[Dataset excerpts]
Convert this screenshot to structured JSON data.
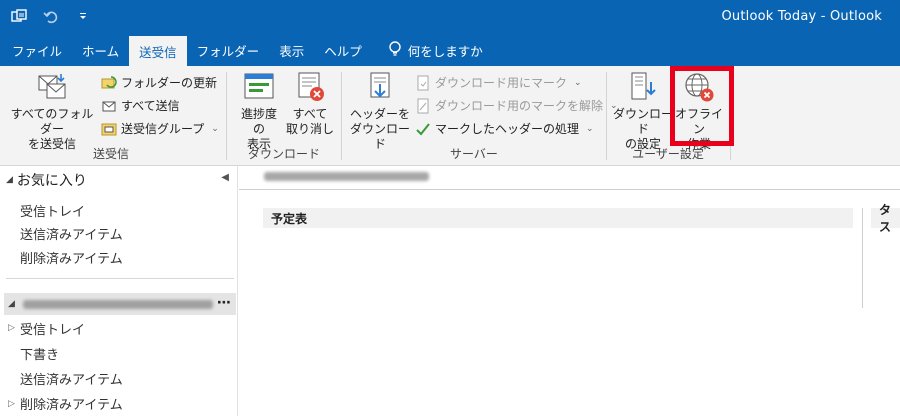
{
  "window": {
    "title": "Outlook Today  -  Outlook"
  },
  "qat": {
    "items": [
      "send-receive-icon",
      "undo-icon",
      "customize-icon"
    ]
  },
  "menu": {
    "tabs": [
      {
        "label": "ファイル",
        "active": false
      },
      {
        "label": "ホーム",
        "active": false
      },
      {
        "label": "送受信",
        "active": true
      },
      {
        "label": "フォルダー",
        "active": false
      },
      {
        "label": "表示",
        "active": false
      },
      {
        "label": "ヘルプ",
        "active": false
      }
    ],
    "tell_me": "何をしますか"
  },
  "ribbon": {
    "send_receive": {
      "label": "送受信",
      "all_folders": "すべてのフォルダー\nを送受信",
      "update_folder": "フォルダーの更新",
      "send_all": "すべて送信",
      "groups": "送受信グループ"
    },
    "download": {
      "label": "ダウンロード",
      "show_progress": "進捗度の\n表示",
      "cancel_all": "すべて\n取り消し"
    },
    "server": {
      "label": "サーバー",
      "download_headers": "ヘッダーを\nダウンロード",
      "mark_download": "ダウンロード用にマーク",
      "unmark_download": "ダウンロード用のマークを解除",
      "process_marked": "マークしたヘッダーの処理"
    },
    "preferences": {
      "label": "ユーザー設定",
      "download_prefs": "ダウンロード\nの設定",
      "work_offline": "オフライン\n作業"
    }
  },
  "nav": {
    "favorites_label": "お気に入り",
    "favorites": [
      "受信トレイ",
      "送信済みアイテム",
      "削除済みアイテム"
    ],
    "account_items": [
      "受信トレイ",
      "下書き",
      "送信済みアイテム",
      "削除済みアイテム"
    ]
  },
  "main": {
    "calendar_header": "予定表",
    "tasks_header": "タス"
  },
  "colors": {
    "brand": "#0a64b4",
    "highlight": "#e8001c",
    "ribbon_bg": "#f3f3f3"
  }
}
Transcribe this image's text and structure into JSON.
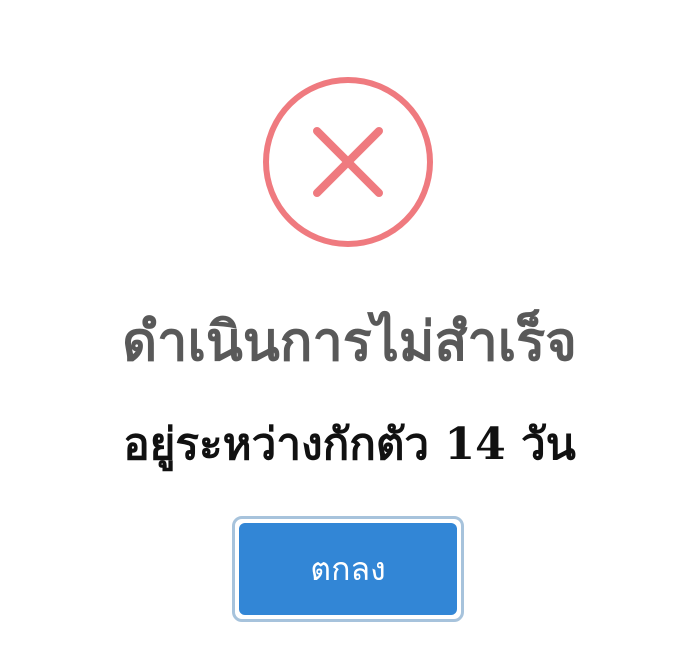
{
  "dialog": {
    "icon": "error-x-icon",
    "icon_color": "#ef7a7f",
    "title": "ดำเนินการไม่สำเร็จ",
    "message": "อยู่ระหว่างกักตัว 14 วัน",
    "confirm_label": "ตกลง",
    "button_color": "#3286d6"
  }
}
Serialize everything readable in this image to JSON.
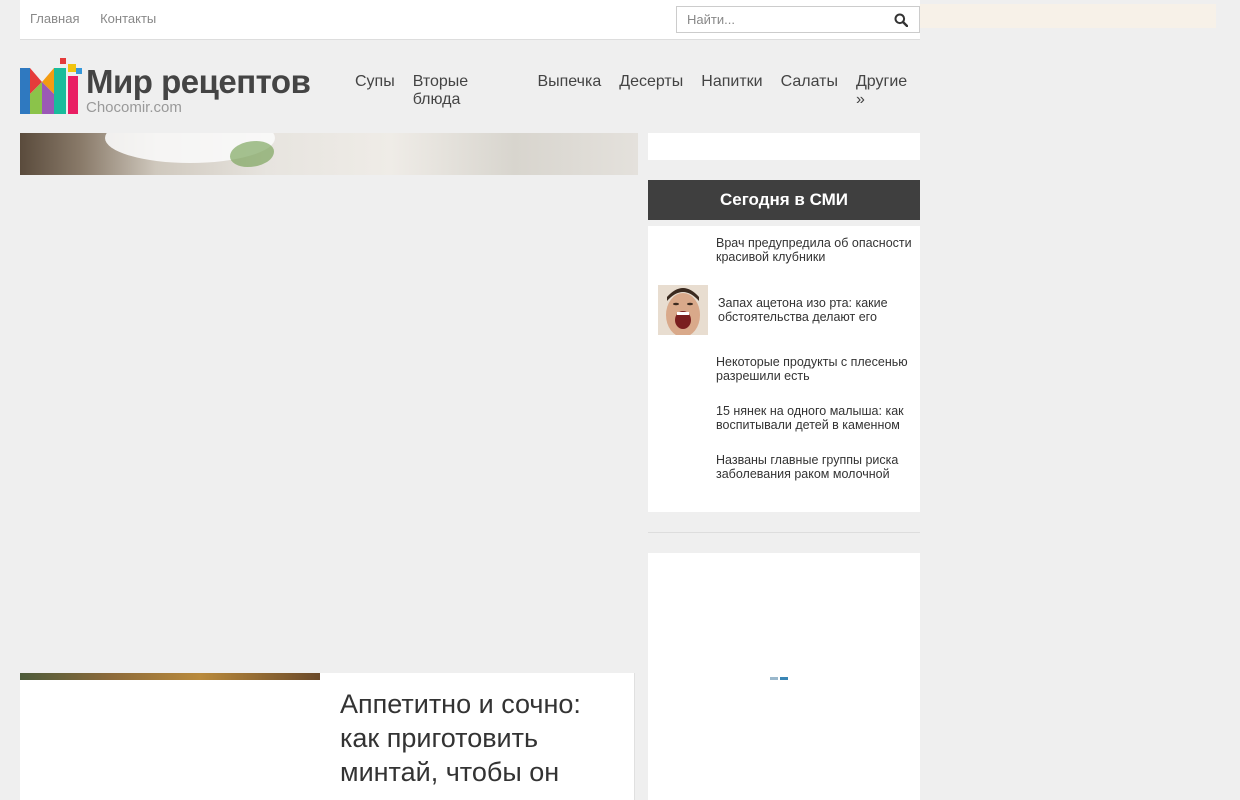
{
  "topbar": {
    "links": [
      "Главная",
      "Контакты"
    ],
    "search_placeholder": "Найти..."
  },
  "header": {
    "brand": "Мир рецептов",
    "domain": "Chocomir.com",
    "nav": [
      "Супы",
      "Вторые блюда",
      "Выпечка",
      "Десерты",
      "Напитки",
      "Салаты",
      "Другие »"
    ]
  },
  "sidebar": {
    "smi_title": "Сегодня в СМИ",
    "smi_items": [
      "Врач предупредила об опасности красивой клубники",
      "Запах ацетона изо рта: какие обстоятельства делают его",
      "Некоторые продукты с плесенью разрешили есть",
      "15 нянек на одного малыша: как воспитывали детей в каменном",
      "Названы главные группы риска заболевания раком молочной"
    ]
  },
  "article": {
    "title": "Аппетитно и сочно: как приготовить минтай, чтобы он"
  },
  "colors": {
    "smi_header_bg": "#3f3f3f",
    "background": "#efefef",
    "loader_accent": "#3a86b5"
  },
  "icons": {
    "search": "search-icon",
    "logo": "logo-icon"
  }
}
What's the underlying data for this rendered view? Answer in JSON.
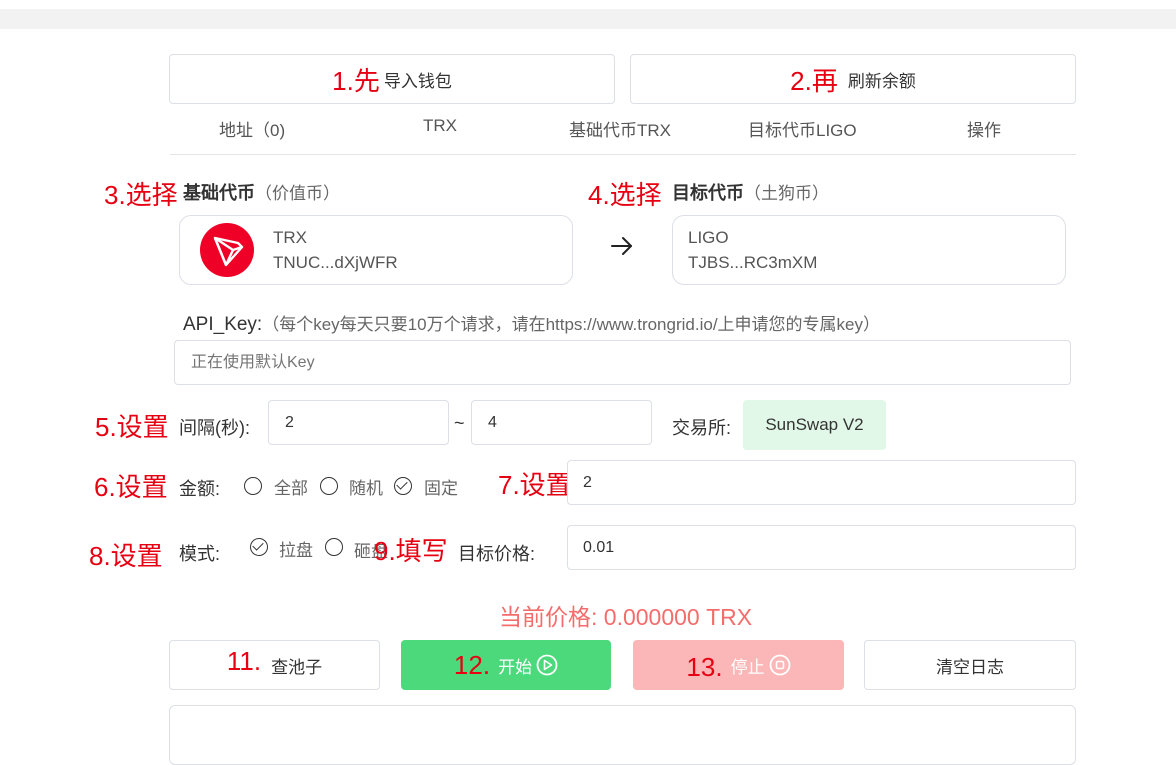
{
  "steps": {
    "s1": "1.先",
    "s2": "2.再",
    "s3": "3.选择",
    "s4": "4.选择",
    "s5": "5.设置",
    "s6": "6.设置",
    "s7": "7.设置",
    "s8": "8.设置",
    "s9": "9.填写",
    "s11": "11.",
    "s12": "12.",
    "s13": "13."
  },
  "toolbar": {
    "import_label": "导入钱包",
    "refresh_label": "刷新余额"
  },
  "table": {
    "columns": [
      "地址（0)",
      "TRX",
      "基础代币TRX",
      "目标代币LIGO",
      "操作"
    ]
  },
  "base": {
    "title": "基础代币",
    "hint": "（价值币）",
    "symbol": "TRX",
    "address": "TNUC...dXjWFR"
  },
  "target": {
    "title": "目标代币",
    "hint": "（土狗币）",
    "symbol": "LIGO",
    "address": "TJBS...RC3mXM"
  },
  "api": {
    "label": "API_Key:",
    "hint": "（每个key每天只要10万个请求，请在https://www.trongrid.io/上申请您的专属key）",
    "placeholder": "正在使用默认Key"
  },
  "interval": {
    "label": "间隔(秒):",
    "min": "2",
    "sep": "~",
    "max": "4"
  },
  "exchange": {
    "label": "交易所:",
    "value": "SunSwap V2"
  },
  "amount": {
    "label": "金额:",
    "options": [
      "全部",
      "随机",
      "固定"
    ],
    "selected": "固定",
    "value": "2"
  },
  "mode": {
    "label": "模式:",
    "options": [
      "拉盘",
      "砸盘"
    ],
    "selected": "拉盘"
  },
  "target_price": {
    "label": "目标价格:",
    "value": "0.01"
  },
  "current_price": "当前价格: 0.000000 TRX",
  "actions": {
    "pool": "查池子",
    "start": "开始",
    "stop": "停止",
    "clear": "清空日志"
  },
  "colors": {
    "step": "#e60012",
    "start": "#4cd97b",
    "stop": "#fbb7b7",
    "price": "#f56c6c",
    "exchange_bg": "#e1f7e7",
    "tron_red": "#ef0027"
  }
}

## Required task
Every record above should come back exactly, but without its pictures.

## Solution to the problem
Convert this screenshot to structured JSON data.
{
  "window": {
    "title": "Outlook Today  -  Outlook"
  },
  "qat": {
    "items": [
      "send-receive-icon",
      "undo-icon",
      "customize-icon"
    ]
  },
  "menu": {
    "tabs": [
      {
        "label": "ファイル",
        "active": false
      },
      {
        "label": "ホーム",
        "active": false
      },
      {
        "label": "送受信",
        "active": true
      },
      {
        "label": "フォルダー",
        "active": false
      },
      {
        "label": "表示",
        "active": false
      },
      {
        "label": "ヘルプ",
        "active": false
      }
    ],
    "tell_me": "何をしますか"
  },
  "ribbon": {
    "send_receive": {
      "label": "送受信",
      "all_folders": "すべてのフォルダー\nを送受信",
      "update_folder": "フォルダーの更新",
      "send_all": "すべて送信",
      "groups": "送受信グループ"
    },
    "download": {
      "label": "ダウンロード",
      "show_progress": "進捗度の\n表示",
      "cancel_all": "すべて\n取り消し"
    },
    "server": {
      "label": "サーバー",
      "download_headers": "ヘッダーを\nダウンロード",
      "mark_download": "ダウンロード用にマーク",
      "unmark_download": "ダウンロード用のマークを解除",
      "process_marked": "マークしたヘッダーの処理"
    },
    "preferences": {
      "label": "ユーザー設定",
      "download_prefs": "ダウンロード\nの設定",
      "work_offline": "オフライン\n作業"
    }
  },
  "nav": {
    "favorites_label": "お気に入り",
    "favorites": [
      "受信トレイ",
      "送信済みアイテム",
      "削除済みアイテム"
    ],
    "account_items": [
      "受信トレイ",
      "下書き",
      "送信済みアイテム",
      "削除済みアイテム"
    ]
  },
  "main": {
    "calendar_header": "予定表",
    "tasks_header": "タス"
  },
  "colors": {
    "brand": "#0a64b4",
    "highlight": "#e8001c",
    "ribbon_bg": "#f3f3f3"
  }
}
Transcribe this image's text and structure into JSON.
{
  "dialog": {
    "icon": "error-x-icon",
    "icon_color": "#ef7a7f",
    "title": "ดำเนินการไม่สำเร็จ",
    "message": "อยู่ระหว่างกักตัว 14 วัน",
    "confirm_label": "ตกลง",
    "button_color": "#3286d6"
  }
}
Serialize everything readable in this image to JSON.
{
  "topbar": {
    "links": [
      "Главная",
      "Контакты"
    ],
    "search_placeholder": "Найти..."
  },
  "header": {
    "brand": "Мир рецептов",
    "domain": "Chocomir.com",
    "nav": [
      "Супы",
      "Вторые блюда",
      "Выпечка",
      "Десерты",
      "Напитки",
      "Салаты",
      "Другие »"
    ]
  },
  "sidebar": {
    "smi_title": "Сегодня в СМИ",
    "smi_items": [
      "Врач предупредила об опасности красивой клубники",
      "Запах ацетона изо рта: какие обстоятельства делают его",
      "Некоторые продукты с плесенью разрешили есть",
      "15 нянек на одного малыша: как воспитывали детей в каменном",
      "Названы главные группы риска заболевания раком молочной"
    ]
  },
  "article": {
    "title": "Аппетитно и сочно: как приготовить минтай, чтобы он"
  },
  "colors": {
    "smi_header_bg": "#3f3f3f",
    "background": "#efefef",
    "loader_accent": "#3a86b5"
  },
  "icons": {
    "search": "search-icon",
    "logo": "logo-icon"
  }
}
What's the underlying data for this rendered view? Answer in JSON.
{
  "steps": {
    "s1": "1.先",
    "s2": "2.再",
    "s3": "3.选择",
    "s4": "4.选择",
    "s5": "5.设置",
    "s6": "6.设置",
    "s7": "7.设置",
    "s8": "8.设置",
    "s9": "9.填写",
    "s11": "11.",
    "s12": "12.",
    "s13": "13."
  },
  "toolbar": {
    "import_label": "导入钱包",
    "refresh_label": "刷新余额"
  },
  "table": {
    "columns": [
      "地址（0)",
      "TRX",
      "基础代币TRX",
      "目标代币LIGO",
      "操作"
    ]
  },
  "base": {
    "title": "基础代币",
    "hint": "（价值币）",
    "symbol": "TRX",
    "address": "TNUC...dXjWFR"
  },
  "target": {
    "title": "目标代币",
    "hint": "（土狗币）",
    "symbol": "LIGO",
    "address": "TJBS...RC3mXM"
  },
  "api": {
    "label": "API_Key:",
    "hint": "（每个key每天只要10万个请求，请在https://www.trongrid.io/上申请您的专属key）",
    "placeholder": "正在使用默认Key"
  },
  "interval": {
    "label": "间隔(秒):",
    "min": "2",
    "sep": "~",
    "max": "4"
  },
  "exchange": {
    "label": "交易所:",
    "value": "SunSwap V2"
  },
  "amount": {
    "label": "金额:",
    "options": [
      "全部",
      "随机",
      "固定"
    ],
    "selected": "固定",
    "value": "2"
  },
  "mode": {
    "label": "模式:",
    "options": [
      "拉盘",
      "砸盘"
    ],
    "selected": "拉盘"
  },
  "target_price": {
    "label": "目标价格:",
    "value": "0.01"
  },
  "current_price": "当前价格: 0.000000 TRX",
  "actions": {
    "pool": "查池子",
    "start": "开始",
    "stop": "停止",
    "clear": "清空日志"
  },
  "colors": {
    "step": "#e60012",
    "start": "#4cd97b",
    "stop": "#fbb7b7",
    "price": "#f56c6c",
    "exchange_bg": "#e1f7e7",
    "tron_red": "#ef0027"
  }
}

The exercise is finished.